--- Data shown ---
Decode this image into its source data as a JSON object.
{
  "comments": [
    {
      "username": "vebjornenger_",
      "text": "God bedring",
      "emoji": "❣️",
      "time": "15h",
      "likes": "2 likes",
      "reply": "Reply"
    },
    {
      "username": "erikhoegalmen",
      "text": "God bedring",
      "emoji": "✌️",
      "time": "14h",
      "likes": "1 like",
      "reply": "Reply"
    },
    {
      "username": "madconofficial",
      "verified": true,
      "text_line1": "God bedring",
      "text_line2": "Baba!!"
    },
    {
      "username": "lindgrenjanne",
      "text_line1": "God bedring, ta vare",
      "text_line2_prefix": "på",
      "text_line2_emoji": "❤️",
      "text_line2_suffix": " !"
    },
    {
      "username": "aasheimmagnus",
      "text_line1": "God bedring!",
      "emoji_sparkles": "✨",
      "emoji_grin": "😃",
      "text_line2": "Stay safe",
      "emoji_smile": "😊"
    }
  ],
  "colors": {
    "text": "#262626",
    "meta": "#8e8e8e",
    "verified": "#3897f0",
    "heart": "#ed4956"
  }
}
---
**Exercise requirements**
Using the data above, output each line exactly.

**Answer to the exercise**
Decode this image into its source data as a JSON object.
{
  "comments": [
    {
      "username": "vebjornenger_",
      "text": "God bedring",
      "emoji": "❣️",
      "time": "15h",
      "likes": "2 likes",
      "reply": "Reply"
    },
    {
      "username": "erikhoegalmen",
      "text": "God bedring",
      "emoji": "✌️",
      "time": "14h",
      "likes": "1 like",
      "reply": "Reply"
    },
    {
      "username": "madconofficial",
      "verified": true,
      "text_line1": "God bedring",
      "text_line2": "Baba!!"
    },
    {
      "username": "lindgrenjanne",
      "text_line1": "God bedring, ta vare",
      "text_line2_prefix": "på",
      "text_line2_emoji": "❤️",
      "text_line2_suffix": " !"
    },
    {
      "username": "aasheimmagnus",
      "text_line1": "God bedring!",
      "emoji_sparkles": "✨",
      "emoji_grin": "😃",
      "text_line2": "Stay safe",
      "emoji_smile": "😊"
    }
  ],
  "colors": {
    "text": "#262626",
    "meta": "#8e8e8e",
    "verified": "#3897f0",
    "heart": "#ed4956"
  }
}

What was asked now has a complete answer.